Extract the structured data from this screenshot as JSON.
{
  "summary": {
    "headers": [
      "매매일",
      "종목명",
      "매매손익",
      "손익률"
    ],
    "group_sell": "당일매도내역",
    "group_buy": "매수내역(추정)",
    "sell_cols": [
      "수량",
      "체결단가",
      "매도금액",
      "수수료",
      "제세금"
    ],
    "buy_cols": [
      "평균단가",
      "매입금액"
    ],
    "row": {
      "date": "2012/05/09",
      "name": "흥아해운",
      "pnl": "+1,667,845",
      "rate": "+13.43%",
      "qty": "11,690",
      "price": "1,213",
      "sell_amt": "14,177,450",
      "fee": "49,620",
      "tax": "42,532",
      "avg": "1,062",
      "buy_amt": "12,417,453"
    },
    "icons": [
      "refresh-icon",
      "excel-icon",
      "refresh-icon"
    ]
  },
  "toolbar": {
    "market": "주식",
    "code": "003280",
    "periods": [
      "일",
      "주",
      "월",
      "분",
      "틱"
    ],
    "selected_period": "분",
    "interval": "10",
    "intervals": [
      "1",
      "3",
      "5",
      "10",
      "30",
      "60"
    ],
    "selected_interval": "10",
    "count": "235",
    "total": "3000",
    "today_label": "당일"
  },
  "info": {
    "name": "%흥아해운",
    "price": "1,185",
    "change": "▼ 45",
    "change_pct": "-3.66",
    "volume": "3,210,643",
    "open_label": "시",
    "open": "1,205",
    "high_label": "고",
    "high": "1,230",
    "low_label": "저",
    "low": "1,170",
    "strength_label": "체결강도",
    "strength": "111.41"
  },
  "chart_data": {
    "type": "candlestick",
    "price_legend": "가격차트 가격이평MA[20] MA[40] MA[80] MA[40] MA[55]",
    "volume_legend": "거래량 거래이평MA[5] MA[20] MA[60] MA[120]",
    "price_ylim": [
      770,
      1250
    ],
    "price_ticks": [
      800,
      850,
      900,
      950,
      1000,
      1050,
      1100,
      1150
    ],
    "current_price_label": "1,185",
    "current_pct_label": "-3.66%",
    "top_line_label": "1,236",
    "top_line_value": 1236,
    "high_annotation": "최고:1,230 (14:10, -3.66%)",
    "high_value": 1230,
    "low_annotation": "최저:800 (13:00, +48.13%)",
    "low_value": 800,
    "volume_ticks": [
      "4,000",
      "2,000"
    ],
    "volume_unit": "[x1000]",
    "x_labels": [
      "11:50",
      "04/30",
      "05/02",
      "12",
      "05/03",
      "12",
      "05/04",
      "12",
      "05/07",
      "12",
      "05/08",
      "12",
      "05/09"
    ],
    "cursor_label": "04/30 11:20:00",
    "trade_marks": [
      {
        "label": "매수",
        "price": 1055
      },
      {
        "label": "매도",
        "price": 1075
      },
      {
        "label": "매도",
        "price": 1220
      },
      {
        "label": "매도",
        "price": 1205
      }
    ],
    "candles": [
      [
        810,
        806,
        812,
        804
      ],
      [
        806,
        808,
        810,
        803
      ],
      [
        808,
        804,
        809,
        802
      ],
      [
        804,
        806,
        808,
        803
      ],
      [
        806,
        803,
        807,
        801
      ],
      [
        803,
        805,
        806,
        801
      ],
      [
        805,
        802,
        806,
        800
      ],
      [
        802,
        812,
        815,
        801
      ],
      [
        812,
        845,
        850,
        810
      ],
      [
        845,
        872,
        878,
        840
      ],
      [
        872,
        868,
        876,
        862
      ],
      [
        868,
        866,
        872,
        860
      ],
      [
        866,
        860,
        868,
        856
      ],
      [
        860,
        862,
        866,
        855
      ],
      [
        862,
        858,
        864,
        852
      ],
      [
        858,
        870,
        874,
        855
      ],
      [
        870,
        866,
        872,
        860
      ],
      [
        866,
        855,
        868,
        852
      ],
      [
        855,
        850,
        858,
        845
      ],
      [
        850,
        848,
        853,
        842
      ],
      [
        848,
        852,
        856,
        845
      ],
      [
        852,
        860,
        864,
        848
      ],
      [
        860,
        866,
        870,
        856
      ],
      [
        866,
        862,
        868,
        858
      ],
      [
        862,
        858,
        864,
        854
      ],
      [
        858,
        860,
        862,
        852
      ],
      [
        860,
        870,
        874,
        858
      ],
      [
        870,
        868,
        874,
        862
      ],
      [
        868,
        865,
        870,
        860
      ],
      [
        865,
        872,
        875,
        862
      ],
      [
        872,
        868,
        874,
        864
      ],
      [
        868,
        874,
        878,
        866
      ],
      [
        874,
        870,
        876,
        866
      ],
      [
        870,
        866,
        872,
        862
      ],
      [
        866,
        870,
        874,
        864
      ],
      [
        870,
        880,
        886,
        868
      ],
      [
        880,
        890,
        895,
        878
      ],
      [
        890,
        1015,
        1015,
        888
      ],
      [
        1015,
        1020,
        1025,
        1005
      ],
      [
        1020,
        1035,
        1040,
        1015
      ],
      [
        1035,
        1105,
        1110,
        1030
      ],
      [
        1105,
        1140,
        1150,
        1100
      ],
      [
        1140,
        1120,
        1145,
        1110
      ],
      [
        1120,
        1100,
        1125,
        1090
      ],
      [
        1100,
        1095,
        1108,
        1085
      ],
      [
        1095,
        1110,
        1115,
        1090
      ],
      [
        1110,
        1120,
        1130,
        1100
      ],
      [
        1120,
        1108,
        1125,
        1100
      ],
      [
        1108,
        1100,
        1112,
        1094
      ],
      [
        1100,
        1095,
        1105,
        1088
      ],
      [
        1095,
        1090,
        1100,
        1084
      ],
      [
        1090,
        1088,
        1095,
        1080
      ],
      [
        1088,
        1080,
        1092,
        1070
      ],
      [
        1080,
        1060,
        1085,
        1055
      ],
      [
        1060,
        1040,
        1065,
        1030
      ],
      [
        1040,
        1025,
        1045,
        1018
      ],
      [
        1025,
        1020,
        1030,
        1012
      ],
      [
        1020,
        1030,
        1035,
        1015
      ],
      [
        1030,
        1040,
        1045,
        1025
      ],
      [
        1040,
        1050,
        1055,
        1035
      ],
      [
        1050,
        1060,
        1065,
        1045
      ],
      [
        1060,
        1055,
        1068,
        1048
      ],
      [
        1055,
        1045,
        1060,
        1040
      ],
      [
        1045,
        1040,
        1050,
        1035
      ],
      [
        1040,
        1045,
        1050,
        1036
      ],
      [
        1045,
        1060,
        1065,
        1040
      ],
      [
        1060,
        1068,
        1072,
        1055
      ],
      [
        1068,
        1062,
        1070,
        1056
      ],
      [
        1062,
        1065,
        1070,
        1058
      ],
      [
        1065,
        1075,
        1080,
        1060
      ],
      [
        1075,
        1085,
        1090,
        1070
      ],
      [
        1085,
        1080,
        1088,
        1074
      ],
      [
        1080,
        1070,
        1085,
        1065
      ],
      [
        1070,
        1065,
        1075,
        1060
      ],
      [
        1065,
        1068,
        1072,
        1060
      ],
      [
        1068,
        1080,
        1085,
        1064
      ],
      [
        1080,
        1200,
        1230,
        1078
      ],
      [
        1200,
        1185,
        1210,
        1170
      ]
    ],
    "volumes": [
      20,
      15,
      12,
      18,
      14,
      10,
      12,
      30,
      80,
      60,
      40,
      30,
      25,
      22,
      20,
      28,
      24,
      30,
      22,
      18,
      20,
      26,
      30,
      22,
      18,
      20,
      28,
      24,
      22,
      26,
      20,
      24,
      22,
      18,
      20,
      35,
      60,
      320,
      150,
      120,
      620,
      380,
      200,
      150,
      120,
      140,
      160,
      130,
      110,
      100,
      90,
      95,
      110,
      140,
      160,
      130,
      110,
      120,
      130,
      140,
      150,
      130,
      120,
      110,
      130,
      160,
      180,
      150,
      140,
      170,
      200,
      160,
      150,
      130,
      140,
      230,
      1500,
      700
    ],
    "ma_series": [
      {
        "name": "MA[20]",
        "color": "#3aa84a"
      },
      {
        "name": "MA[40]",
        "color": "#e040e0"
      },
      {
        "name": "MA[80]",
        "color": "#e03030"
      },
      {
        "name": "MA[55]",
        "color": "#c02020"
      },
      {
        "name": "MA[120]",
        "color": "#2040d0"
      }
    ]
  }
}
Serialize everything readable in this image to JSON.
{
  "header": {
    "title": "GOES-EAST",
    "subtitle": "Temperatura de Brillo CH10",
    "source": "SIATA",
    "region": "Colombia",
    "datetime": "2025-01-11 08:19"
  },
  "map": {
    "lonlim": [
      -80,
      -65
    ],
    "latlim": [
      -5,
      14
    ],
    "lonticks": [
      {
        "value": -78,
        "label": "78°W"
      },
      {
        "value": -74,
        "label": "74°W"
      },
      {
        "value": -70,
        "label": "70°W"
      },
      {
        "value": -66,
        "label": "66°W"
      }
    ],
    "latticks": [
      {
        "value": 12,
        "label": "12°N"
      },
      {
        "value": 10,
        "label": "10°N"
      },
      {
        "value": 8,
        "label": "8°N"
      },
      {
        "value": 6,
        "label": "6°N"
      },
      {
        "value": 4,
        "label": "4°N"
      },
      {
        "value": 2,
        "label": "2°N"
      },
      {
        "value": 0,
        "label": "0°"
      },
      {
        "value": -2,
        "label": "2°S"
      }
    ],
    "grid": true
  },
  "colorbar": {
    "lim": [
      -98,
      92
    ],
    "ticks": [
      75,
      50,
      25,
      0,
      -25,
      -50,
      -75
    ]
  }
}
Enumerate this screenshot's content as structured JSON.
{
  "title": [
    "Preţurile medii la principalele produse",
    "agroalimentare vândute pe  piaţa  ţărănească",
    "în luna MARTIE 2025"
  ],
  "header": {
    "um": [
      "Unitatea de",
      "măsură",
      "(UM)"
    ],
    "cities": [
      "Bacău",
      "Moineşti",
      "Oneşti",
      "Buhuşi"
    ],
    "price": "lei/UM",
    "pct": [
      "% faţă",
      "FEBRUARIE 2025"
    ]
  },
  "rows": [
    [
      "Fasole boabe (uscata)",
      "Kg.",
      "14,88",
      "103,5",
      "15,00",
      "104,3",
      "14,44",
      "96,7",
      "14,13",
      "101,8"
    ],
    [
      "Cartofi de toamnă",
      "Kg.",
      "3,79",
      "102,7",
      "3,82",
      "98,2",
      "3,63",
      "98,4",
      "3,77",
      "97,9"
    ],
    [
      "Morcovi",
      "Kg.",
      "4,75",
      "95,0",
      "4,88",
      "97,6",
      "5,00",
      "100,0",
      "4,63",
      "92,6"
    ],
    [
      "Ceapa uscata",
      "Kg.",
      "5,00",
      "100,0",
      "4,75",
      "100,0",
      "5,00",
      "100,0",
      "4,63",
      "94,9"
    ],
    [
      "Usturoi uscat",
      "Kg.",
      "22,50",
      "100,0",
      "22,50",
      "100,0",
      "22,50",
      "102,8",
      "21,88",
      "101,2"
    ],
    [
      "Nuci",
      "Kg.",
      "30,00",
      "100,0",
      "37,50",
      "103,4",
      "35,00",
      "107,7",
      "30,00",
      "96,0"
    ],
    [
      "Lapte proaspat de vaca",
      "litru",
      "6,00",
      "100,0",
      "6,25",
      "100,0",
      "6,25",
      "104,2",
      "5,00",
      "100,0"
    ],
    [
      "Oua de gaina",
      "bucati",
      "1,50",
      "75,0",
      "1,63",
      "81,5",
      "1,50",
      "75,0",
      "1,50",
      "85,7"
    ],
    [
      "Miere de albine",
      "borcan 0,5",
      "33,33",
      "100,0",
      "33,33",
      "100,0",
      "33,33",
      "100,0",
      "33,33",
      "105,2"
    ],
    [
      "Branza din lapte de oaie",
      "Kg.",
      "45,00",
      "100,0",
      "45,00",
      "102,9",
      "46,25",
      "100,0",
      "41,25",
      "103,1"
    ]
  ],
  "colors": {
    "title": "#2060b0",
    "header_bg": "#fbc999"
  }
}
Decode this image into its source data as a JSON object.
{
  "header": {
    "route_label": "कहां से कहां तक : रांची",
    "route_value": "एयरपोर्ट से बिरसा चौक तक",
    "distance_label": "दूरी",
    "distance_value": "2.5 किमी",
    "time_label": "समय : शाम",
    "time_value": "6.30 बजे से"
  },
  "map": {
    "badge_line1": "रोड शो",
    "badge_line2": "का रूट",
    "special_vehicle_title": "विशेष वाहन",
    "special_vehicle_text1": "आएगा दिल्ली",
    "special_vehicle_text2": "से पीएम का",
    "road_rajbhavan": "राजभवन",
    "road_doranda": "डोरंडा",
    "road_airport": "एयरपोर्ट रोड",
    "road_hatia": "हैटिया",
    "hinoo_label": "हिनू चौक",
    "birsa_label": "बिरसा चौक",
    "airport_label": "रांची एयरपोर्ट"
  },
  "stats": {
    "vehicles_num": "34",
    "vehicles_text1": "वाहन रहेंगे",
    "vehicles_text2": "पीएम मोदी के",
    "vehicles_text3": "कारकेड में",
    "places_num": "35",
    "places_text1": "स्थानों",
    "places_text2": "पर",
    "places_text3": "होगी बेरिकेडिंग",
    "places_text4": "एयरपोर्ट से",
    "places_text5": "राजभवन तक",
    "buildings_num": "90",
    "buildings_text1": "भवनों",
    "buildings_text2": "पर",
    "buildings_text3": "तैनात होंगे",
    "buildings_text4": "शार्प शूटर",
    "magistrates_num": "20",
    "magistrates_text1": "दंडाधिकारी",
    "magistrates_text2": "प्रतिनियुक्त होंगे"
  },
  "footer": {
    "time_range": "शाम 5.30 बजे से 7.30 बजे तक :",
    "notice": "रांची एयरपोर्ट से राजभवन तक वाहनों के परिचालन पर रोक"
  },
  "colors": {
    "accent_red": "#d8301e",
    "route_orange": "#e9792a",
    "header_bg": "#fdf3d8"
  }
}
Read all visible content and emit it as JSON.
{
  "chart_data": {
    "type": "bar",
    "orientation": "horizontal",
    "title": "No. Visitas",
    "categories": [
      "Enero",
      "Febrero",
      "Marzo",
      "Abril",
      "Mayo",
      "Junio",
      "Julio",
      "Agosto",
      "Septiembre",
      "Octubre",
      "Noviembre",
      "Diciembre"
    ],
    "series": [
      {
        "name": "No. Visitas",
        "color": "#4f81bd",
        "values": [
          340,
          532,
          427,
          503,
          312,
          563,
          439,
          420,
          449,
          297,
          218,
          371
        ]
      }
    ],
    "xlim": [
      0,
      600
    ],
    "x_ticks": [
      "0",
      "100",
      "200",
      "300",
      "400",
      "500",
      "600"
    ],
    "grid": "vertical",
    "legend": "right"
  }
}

Problem description
Show every line that contains the word "screenshot".

Right answer
Extract the structured data from this screenshot as JSON.
Enumerate this screenshot's content as structured JSON.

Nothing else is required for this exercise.